§ **To be done**
Reproduce all entries precisely, down to the last character.

§ **Records shown**
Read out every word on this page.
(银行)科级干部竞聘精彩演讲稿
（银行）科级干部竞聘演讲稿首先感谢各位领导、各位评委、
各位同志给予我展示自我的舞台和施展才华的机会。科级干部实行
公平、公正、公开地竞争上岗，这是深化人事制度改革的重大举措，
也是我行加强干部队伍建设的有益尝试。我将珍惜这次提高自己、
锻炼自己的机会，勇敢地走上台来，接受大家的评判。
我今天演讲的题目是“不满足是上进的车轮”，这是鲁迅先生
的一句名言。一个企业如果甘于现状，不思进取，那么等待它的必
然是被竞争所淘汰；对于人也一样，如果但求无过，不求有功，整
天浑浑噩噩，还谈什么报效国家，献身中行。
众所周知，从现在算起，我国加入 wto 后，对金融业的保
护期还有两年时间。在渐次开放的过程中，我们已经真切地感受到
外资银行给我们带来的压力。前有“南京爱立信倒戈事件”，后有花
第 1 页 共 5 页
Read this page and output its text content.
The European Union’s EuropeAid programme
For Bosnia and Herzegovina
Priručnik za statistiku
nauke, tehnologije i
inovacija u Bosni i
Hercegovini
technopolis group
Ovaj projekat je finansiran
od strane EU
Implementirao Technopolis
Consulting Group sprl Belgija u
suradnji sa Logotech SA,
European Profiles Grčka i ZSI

§ **Written answer**
Read out every word on this page.
(银行)科级干部竞聘精彩演讲稿
（银行）科级干部竞聘演讲稿首先感谢各位领导、各位评委、
各位同志给予我展示自我的舞台和施展才华的机会。科级干部实行
公平、公正、公开地竞争上岗，这是深化人事制度改革的重大举措，
也是我行加强干部队伍建设的有益尝试。我将珍惜这次提高自己、
锻炼自己的机会，勇敢地走上台来，接受大家的评判。
我今天演讲的题目是“不满足是上进的车轮”，这是鲁迅先生
的一句名言。一个企业如果甘于现状，不思进取，那么等待它的必
然是被竞争所淘汰；对于人也一样，如果但求无过，不求有功，整
天浑浑噩噩，还谈什么报效国家，献身中行。
众所周知，从现在算起，我国加入 wto 后，对金融业的保
护期还有两年时间。在渐次开放的过程中，我们已经真切地感受到
外资银行给我们带来的压力。前有“南京爱立信倒戈事件”，后有花
第 1 页 共 5 页
Read this page and output its text content.
The European Union’s EuropeAid programme
For Bosnia and Herzegovina
Priručnik za statistiku
nauke, tehnologije i
inovacija u Bosni i
Hercegovini
technopolis group
Ovaj projekat je finansiran
od strane EU
Implementirao Technopolis
Consulting Group sprl Belgija u
suradnji sa Logotech SA,
European Profiles Grčka i ZSI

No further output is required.